**Goal of the exercise**. Each line that holds the word "actions" is to be identified and copied.

======== Available data ========

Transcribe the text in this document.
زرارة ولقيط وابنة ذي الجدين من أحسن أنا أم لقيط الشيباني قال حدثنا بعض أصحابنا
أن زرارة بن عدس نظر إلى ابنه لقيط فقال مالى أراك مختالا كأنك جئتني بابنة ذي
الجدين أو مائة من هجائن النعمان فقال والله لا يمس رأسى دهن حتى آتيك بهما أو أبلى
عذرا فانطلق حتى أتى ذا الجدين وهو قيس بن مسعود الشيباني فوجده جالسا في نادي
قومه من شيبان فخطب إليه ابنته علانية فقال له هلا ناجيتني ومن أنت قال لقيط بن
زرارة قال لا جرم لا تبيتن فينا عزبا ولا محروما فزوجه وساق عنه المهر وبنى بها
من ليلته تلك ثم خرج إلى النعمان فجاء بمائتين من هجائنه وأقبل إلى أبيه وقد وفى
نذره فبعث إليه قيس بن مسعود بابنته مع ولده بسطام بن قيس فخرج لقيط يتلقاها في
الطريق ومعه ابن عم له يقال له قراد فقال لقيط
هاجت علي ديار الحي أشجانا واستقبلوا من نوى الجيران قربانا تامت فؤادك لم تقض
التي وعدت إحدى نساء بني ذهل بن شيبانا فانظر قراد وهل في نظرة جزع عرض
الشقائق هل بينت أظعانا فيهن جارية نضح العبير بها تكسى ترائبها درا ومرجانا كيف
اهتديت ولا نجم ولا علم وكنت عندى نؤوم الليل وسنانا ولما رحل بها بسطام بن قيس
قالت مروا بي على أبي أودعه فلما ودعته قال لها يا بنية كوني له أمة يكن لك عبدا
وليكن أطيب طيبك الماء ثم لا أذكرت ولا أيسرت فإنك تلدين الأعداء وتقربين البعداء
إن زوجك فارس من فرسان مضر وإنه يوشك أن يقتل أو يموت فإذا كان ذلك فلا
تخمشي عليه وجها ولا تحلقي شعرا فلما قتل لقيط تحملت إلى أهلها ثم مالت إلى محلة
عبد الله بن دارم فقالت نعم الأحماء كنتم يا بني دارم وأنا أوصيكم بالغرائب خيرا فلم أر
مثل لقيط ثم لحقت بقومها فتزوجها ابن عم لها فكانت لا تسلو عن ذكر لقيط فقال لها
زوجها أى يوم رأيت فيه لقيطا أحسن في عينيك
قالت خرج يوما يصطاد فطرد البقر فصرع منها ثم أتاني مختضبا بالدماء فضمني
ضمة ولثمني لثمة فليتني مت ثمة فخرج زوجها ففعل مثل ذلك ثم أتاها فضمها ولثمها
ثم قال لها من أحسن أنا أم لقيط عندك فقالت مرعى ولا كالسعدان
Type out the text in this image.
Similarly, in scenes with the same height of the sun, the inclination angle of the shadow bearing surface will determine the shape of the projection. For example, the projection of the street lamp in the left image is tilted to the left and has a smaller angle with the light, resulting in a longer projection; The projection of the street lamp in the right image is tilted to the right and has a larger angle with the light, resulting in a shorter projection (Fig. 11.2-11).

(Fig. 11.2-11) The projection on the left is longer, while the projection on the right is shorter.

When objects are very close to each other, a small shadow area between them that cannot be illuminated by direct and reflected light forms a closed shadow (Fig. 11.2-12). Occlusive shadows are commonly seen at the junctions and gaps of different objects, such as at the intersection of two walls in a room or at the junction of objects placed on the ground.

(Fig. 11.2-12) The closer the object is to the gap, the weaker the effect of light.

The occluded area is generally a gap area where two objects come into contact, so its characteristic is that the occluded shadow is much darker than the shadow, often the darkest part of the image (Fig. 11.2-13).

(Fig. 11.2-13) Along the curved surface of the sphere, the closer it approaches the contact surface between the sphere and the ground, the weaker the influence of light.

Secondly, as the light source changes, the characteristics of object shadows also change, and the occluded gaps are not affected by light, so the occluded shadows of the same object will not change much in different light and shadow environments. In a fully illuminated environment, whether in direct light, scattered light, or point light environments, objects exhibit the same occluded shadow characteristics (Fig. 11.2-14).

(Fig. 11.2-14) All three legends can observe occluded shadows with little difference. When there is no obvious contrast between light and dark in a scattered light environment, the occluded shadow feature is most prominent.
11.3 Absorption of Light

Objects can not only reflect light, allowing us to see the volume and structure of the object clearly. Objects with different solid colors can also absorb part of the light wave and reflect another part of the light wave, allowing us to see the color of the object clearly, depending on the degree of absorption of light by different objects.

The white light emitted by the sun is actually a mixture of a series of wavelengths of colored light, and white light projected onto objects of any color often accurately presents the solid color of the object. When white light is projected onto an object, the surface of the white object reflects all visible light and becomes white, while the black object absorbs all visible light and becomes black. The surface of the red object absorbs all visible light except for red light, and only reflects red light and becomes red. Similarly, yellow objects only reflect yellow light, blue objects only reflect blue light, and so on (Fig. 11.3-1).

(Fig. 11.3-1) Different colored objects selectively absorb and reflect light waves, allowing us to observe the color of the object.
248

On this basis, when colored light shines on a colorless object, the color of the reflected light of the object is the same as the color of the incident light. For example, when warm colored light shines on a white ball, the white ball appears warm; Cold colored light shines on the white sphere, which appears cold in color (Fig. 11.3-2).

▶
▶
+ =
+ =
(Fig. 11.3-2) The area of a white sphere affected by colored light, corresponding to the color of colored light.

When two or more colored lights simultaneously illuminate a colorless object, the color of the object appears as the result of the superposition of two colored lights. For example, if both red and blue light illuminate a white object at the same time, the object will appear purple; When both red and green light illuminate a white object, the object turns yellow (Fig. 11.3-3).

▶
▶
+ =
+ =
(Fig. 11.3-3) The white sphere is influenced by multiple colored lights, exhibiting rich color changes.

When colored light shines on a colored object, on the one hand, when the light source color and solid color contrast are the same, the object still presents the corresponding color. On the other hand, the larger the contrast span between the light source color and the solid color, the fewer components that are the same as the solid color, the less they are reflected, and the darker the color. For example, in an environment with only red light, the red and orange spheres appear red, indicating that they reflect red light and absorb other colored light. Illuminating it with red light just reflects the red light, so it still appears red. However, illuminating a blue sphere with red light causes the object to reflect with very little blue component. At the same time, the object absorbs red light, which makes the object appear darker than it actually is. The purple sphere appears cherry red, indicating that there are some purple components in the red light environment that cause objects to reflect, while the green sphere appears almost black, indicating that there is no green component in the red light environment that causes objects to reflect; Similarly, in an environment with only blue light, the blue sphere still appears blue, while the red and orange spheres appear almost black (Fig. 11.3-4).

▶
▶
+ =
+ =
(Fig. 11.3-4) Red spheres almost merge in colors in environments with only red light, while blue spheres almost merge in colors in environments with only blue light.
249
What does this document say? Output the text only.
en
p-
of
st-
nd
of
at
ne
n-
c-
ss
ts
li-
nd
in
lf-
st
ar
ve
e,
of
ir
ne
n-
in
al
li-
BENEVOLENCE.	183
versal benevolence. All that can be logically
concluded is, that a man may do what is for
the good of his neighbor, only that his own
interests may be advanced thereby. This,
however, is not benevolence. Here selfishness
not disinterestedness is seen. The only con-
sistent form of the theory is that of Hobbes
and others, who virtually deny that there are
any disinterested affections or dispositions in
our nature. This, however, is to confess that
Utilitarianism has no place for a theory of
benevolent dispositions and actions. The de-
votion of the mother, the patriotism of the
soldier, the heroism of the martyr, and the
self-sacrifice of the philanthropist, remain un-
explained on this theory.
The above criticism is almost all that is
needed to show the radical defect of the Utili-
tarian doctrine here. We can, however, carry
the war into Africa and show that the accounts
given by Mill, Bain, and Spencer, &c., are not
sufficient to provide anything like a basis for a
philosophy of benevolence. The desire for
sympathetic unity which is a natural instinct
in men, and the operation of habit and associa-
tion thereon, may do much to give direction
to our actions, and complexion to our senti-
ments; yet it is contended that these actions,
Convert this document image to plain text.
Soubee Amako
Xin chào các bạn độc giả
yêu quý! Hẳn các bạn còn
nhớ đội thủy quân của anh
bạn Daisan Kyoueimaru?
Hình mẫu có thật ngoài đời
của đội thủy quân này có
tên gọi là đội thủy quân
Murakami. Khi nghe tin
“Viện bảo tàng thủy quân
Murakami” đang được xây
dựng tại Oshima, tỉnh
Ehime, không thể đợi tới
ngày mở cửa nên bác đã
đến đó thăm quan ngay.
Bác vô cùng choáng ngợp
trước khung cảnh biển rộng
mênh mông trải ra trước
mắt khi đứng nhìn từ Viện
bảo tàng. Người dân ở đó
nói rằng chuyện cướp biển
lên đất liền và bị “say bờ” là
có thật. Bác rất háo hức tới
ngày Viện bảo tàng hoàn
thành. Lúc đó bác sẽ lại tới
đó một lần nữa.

========

**Written reply**.
benevolent dispositions and actions. The de-
to our actions, and complexion to our senti-
ments; yet it is contended that these actions,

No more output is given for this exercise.